__Stated goal__: Determine how many lines carry the word "this". Output that number only.

[Stored data]

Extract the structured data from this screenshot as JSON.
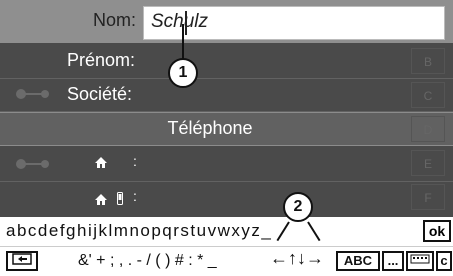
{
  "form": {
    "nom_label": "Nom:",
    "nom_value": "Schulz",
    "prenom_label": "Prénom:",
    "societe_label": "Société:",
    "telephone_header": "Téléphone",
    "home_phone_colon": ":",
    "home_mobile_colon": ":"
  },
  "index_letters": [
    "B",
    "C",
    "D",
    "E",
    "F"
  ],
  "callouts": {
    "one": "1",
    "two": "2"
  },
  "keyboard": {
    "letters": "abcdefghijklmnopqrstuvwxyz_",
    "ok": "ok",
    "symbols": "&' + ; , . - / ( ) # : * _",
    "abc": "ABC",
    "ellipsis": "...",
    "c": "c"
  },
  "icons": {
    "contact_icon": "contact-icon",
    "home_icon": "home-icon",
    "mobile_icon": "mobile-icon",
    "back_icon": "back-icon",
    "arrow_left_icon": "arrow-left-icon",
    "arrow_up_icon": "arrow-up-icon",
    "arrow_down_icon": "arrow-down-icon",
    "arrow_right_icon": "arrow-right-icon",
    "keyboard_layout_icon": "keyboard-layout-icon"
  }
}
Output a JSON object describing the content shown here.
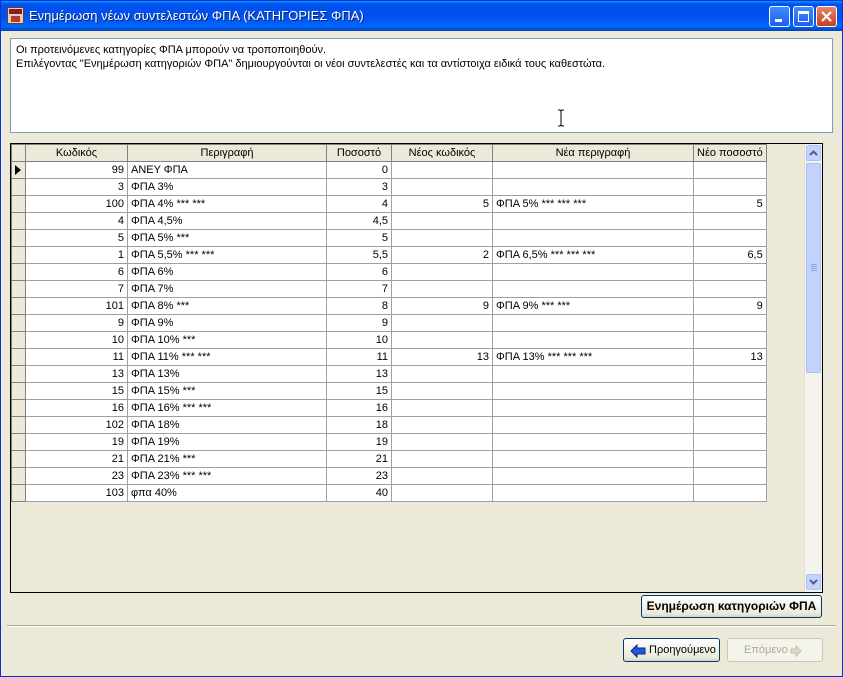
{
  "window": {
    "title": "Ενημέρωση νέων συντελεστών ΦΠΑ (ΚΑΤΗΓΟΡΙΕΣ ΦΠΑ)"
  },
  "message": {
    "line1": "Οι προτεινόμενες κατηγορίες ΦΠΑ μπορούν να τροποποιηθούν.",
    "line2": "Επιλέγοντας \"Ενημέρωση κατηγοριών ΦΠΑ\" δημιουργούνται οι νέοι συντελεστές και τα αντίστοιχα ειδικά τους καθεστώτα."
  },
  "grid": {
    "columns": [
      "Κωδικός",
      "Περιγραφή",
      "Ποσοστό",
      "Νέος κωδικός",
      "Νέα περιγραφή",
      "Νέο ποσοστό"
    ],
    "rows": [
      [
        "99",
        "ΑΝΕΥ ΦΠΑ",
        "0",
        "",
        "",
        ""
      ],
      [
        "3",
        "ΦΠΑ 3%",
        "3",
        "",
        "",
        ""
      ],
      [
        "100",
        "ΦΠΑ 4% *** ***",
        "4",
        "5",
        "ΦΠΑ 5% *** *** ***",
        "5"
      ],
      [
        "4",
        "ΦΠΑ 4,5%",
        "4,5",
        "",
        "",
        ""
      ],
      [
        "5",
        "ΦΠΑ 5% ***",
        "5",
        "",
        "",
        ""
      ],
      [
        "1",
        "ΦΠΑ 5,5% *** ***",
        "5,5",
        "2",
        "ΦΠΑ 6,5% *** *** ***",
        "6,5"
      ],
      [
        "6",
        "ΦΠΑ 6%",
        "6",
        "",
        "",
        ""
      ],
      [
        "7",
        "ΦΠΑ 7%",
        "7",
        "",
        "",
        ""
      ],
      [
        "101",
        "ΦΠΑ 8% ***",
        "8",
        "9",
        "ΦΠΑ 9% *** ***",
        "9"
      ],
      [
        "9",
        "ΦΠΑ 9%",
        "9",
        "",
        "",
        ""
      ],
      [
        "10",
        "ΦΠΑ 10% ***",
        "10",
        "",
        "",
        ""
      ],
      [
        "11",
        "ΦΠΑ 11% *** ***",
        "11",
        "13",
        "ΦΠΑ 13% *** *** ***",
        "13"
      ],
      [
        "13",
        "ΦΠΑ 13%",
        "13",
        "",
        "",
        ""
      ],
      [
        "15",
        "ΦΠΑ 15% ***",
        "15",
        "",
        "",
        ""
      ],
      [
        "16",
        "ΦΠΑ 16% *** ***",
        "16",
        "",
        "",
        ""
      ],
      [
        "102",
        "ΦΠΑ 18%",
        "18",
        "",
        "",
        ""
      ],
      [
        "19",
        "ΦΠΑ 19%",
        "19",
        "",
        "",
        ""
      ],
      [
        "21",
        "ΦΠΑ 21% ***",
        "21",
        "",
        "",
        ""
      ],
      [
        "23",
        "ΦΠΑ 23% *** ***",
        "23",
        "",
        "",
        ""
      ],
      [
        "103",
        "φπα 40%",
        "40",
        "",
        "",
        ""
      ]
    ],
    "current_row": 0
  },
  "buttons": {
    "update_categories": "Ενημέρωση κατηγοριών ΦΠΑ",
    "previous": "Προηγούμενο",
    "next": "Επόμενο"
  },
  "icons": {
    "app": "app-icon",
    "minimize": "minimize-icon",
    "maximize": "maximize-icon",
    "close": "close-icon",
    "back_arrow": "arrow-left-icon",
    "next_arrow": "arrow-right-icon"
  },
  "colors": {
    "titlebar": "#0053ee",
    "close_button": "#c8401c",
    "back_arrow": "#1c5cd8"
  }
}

--

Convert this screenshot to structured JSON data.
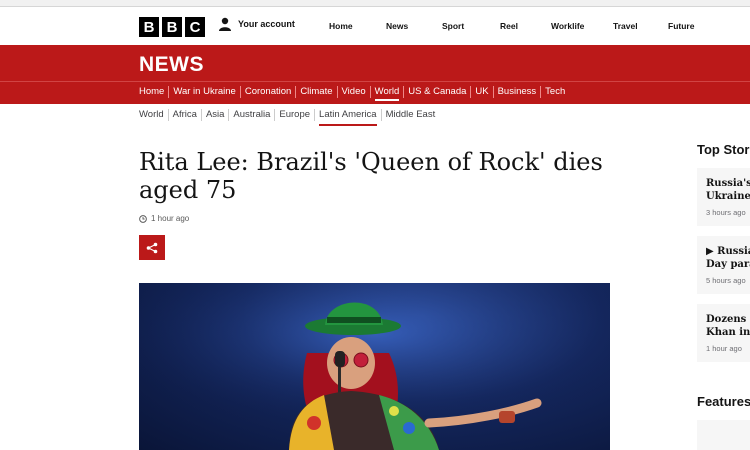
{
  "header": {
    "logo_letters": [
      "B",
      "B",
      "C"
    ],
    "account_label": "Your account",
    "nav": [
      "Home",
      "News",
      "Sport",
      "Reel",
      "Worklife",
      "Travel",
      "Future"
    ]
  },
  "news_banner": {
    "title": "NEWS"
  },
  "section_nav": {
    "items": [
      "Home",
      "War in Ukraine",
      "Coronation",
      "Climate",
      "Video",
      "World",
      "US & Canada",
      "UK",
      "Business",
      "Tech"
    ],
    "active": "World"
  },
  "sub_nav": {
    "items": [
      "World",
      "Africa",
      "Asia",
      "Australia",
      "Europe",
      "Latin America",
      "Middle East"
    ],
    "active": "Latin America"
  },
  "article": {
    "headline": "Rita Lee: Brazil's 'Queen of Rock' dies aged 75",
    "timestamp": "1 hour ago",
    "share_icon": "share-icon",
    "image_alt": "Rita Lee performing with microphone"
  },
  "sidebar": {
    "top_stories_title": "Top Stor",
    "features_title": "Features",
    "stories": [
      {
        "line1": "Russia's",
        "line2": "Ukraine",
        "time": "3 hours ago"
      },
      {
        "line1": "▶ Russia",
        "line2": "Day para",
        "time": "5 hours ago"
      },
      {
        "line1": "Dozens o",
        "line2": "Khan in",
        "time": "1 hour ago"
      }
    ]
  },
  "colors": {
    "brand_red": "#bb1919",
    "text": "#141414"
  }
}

__Worked solution__: 2